• **Work to complete**
Gather all lines from the material that contain "inscritos".

• **Listed records**
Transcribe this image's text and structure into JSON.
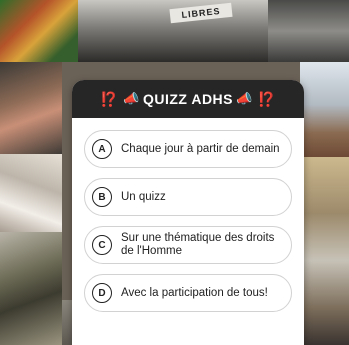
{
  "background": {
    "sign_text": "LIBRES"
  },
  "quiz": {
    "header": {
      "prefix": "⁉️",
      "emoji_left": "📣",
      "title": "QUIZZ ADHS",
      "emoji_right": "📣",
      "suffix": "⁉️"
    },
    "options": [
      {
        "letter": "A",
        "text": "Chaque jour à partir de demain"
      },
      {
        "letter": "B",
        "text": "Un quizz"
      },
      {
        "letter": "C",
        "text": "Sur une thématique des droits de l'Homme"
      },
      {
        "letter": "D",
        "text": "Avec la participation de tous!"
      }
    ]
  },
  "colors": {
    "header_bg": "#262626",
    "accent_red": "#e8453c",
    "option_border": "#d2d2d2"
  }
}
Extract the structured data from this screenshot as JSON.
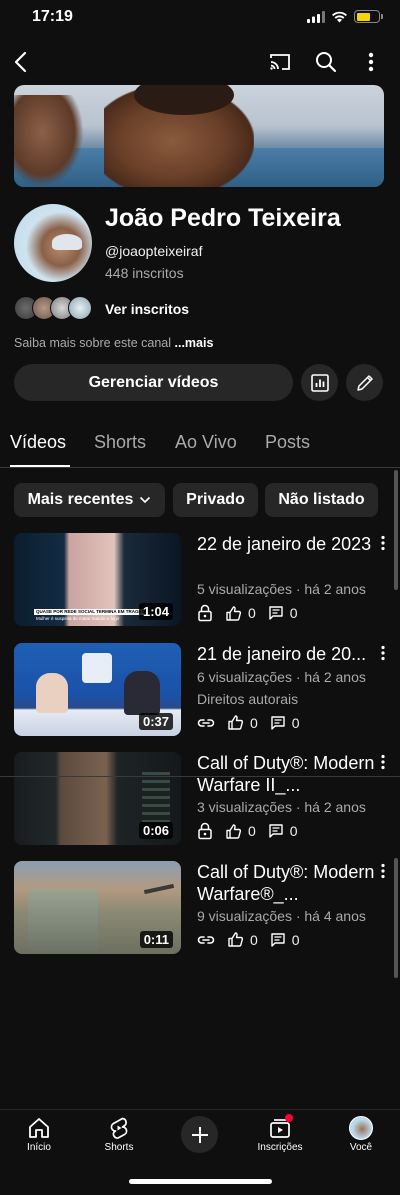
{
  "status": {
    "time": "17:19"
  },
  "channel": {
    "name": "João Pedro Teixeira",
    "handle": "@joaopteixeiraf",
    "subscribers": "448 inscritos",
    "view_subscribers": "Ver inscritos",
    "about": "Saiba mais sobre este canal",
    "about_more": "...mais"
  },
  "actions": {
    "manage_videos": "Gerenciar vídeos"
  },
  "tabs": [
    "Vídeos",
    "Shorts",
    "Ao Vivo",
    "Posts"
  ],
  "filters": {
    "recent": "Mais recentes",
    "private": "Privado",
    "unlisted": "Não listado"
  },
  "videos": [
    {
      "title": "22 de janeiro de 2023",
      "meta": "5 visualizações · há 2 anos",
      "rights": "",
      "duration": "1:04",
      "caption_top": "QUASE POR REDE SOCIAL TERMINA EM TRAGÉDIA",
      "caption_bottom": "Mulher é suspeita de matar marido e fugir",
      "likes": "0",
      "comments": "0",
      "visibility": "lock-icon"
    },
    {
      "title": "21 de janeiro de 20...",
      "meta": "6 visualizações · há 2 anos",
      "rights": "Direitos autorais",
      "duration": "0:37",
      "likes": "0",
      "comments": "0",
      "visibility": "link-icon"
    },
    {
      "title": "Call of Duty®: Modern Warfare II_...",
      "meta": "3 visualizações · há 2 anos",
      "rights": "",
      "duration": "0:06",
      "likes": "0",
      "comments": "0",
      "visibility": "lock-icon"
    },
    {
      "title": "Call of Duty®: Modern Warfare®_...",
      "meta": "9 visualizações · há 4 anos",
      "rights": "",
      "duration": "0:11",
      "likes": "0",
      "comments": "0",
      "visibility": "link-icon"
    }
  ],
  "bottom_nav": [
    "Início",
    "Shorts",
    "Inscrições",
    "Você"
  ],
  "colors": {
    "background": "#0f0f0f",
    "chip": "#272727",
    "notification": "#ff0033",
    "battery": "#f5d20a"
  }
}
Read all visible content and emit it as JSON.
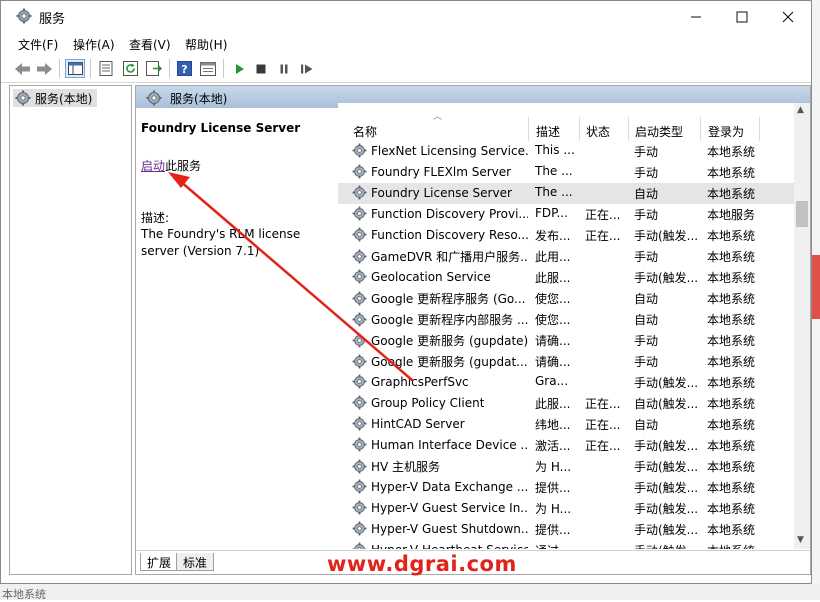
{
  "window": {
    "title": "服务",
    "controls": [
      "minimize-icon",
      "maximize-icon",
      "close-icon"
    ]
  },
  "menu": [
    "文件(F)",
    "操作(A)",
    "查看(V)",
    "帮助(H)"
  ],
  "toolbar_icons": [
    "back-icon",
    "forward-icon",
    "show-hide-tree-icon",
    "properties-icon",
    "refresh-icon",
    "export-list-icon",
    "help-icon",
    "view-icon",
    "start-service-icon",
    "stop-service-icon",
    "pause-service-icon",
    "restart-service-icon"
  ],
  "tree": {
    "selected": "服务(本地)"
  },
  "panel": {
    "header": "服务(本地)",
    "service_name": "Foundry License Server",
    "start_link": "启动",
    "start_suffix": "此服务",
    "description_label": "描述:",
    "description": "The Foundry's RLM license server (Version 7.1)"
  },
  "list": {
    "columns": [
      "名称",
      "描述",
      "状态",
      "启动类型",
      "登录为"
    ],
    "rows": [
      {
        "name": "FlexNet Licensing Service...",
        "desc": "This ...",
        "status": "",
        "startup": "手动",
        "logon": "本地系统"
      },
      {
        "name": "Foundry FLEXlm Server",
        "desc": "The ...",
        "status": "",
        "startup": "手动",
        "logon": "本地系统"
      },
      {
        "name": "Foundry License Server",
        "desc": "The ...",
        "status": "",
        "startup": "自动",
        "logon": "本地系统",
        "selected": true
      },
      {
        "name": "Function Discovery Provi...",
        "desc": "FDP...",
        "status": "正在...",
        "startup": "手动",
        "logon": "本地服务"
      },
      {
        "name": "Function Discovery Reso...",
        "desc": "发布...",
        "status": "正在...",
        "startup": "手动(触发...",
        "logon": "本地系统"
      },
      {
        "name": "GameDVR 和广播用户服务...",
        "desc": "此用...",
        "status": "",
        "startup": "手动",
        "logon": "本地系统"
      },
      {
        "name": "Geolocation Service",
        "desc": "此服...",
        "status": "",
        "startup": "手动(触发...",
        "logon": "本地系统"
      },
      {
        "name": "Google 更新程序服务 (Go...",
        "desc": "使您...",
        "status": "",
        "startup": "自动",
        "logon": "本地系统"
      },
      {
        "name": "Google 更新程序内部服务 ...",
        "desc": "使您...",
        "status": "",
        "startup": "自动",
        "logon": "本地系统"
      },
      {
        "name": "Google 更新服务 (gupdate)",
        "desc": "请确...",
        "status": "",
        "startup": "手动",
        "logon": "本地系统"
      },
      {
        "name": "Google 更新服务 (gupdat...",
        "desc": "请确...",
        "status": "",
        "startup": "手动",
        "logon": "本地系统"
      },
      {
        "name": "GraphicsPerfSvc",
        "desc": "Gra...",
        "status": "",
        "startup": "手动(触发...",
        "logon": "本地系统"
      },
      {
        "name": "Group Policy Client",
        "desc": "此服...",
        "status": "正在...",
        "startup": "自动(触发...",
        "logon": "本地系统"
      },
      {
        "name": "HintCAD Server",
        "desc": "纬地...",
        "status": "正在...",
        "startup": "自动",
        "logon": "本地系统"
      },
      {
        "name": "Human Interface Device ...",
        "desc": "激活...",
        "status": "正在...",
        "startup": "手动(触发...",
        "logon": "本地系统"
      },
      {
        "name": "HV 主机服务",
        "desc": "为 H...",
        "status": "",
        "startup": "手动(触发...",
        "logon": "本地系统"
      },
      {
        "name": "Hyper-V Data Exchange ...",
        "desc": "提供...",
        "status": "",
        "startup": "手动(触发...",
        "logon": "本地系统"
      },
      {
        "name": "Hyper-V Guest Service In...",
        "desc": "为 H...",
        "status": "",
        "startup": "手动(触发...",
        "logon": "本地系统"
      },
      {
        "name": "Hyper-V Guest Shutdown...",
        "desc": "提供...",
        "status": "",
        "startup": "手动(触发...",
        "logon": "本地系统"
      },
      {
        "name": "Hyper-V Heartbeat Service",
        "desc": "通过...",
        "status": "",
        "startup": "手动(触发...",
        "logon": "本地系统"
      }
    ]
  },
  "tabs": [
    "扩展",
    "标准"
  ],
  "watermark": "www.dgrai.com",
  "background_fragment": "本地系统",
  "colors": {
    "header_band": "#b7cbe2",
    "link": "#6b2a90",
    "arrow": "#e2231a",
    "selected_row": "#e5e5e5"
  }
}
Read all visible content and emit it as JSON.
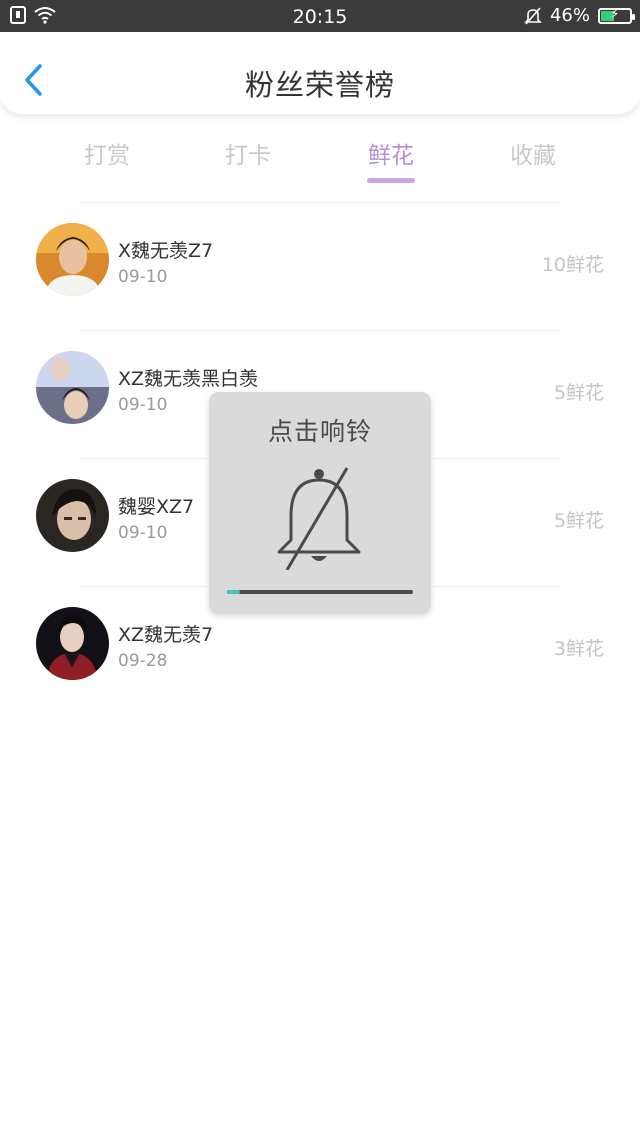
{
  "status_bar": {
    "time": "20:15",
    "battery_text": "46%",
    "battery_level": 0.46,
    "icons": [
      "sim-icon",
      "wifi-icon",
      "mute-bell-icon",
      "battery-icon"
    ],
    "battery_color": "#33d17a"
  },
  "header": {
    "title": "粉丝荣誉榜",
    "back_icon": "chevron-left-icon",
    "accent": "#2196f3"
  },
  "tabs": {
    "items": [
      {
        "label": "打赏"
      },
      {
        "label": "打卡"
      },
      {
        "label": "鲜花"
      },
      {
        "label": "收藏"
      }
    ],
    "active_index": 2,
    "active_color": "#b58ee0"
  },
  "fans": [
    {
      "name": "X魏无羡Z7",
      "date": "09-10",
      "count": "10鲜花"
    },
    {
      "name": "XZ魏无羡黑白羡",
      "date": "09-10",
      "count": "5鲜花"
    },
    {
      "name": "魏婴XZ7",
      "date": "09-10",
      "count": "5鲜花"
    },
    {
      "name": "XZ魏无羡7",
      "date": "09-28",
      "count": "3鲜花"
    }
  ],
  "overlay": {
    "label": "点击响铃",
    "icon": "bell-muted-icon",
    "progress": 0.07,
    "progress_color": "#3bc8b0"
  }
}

• **Solution below**
    "subscribers": "448 inscritos",
    "view_subscribers": "Ver inscritos",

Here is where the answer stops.